### Written task
Retype the material below. Keep every word exactly as it is.

### Records excerpted from a collection
>> start
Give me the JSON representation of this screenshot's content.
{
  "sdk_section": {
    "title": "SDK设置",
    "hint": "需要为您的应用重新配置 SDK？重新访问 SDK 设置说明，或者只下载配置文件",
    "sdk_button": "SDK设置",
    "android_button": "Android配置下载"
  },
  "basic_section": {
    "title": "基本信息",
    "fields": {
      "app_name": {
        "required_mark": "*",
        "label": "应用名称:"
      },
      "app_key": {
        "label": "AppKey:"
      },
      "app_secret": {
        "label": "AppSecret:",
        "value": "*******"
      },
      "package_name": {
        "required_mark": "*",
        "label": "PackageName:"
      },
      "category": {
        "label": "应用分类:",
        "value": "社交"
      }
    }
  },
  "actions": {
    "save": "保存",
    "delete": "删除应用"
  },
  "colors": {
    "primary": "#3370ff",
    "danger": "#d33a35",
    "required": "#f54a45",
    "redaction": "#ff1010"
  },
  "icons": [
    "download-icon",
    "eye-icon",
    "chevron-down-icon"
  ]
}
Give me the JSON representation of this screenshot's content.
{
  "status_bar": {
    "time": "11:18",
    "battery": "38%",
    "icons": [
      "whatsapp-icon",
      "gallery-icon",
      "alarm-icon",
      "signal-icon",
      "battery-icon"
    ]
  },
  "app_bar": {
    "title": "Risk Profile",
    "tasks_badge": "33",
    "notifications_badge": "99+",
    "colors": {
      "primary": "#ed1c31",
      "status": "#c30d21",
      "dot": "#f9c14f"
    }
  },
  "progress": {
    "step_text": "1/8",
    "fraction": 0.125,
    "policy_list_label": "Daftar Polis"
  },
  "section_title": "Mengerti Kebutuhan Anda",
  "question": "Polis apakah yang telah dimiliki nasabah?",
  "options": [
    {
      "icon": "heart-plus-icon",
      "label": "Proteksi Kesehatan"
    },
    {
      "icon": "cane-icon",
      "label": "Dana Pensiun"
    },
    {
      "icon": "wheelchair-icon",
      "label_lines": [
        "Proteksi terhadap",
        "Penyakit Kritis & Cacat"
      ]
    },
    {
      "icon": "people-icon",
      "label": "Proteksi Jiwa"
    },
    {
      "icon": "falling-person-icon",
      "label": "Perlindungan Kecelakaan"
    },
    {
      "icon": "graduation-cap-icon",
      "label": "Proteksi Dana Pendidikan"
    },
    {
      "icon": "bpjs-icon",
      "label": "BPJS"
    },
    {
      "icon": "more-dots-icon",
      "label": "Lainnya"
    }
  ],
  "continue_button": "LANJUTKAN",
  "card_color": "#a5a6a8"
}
>> end
### Answer to this problem
Give me the JSON representation of this screenshot's content.
{
  "sdk_section": {
    "title": "SDK设置",
    "hint": "需要为您的应用重新配置 SDK？重新访问 SDK 设置说明，或者只下载配置文件",
    "sdk_button": "SDK设置",
    "android_button": "Android配置下载"
  },
  "basic_section": {
    "title": "基本信息",
    "fields": {
      "app_name": {
        "required_mark": "*",
        "label": "应用名称:"
      },
      "app_key": {
        "label": "AppKey:"
      },
      "app_secret": {
        "label": "AppSecret:",
        "value": "*******"
      },
      "package_name": {
        "required_mark": "*",
        "label": "PackageName:"
      },
      "category": {
        "label": "应用分类:",
        "value": "社交"
      }
    }
  },
  "actions": {
    "save": "保存",
    "delete": "删除应用"
  },
  "colors": {
    "primary": "#3370ff",
    "danger": "#d33a35",
    "required": "#f54a45",
    "redaction": "#ff1010"
  },
  "icons": [
    "download-icon",
    "eye-icon",
    "chevron-down-icon"
  ]
}
Give me the JSON representation of this screenshot's content.
{
  "status_bar": {
    "time": "11:18",
    "battery": "38%",
    "icons": [
      "whatsapp-icon",
      "gallery-icon",
      "alarm-icon",
      "signal-icon",
      "battery-icon"
    ]
  },
  "app_bar": {
    "title": "Risk Profile",
    "tasks_badge": "33",
    "notifications_badge": "99+",
    "colors": {
      "primary": "#ed1c31",
      "status": "#c30d21",
      "dot": "#f9c14f"
    }
  },
  "progress": {
    "step_text": "1/8",
    "fraction": 0.125,
    "policy_list_label": "Daftar Polis"
  },
  "section_title": "Mengerti Kebutuhan Anda",
  "question": "Polis apakah yang telah dimiliki nasabah?",
  "options": [
    {
      "icon": "heart-plus-icon",
      "label": "Proteksi Kesehatan"
    },
    {
      "icon": "cane-icon",
      "label": "Dana Pensiun"
    },
    {
      "icon": "wheelchair-icon",
      "label_lines": [
        "Proteksi terhadap",
        "Penyakit Kritis & Cacat"
      ]
    },
    {
      "icon": "people-icon",
      "label": "Proteksi Jiwa"
    },
    {
      "icon": "falling-person-icon",
      "label": "Perlindungan Kecelakaan"
    },
    {
      "icon": "graduation-cap-icon",
      "label": "Proteksi Dana Pendidikan"
    },
    {
      "icon": "bpjs-icon",
      "label": "BPJS"
    },
    {
      "icon": "more-dots-icon",
      "label": "Lainnya"
    }
  ],
  "continue_button": "LANJUTKAN",
  "card_color": "#a5a6a8"
}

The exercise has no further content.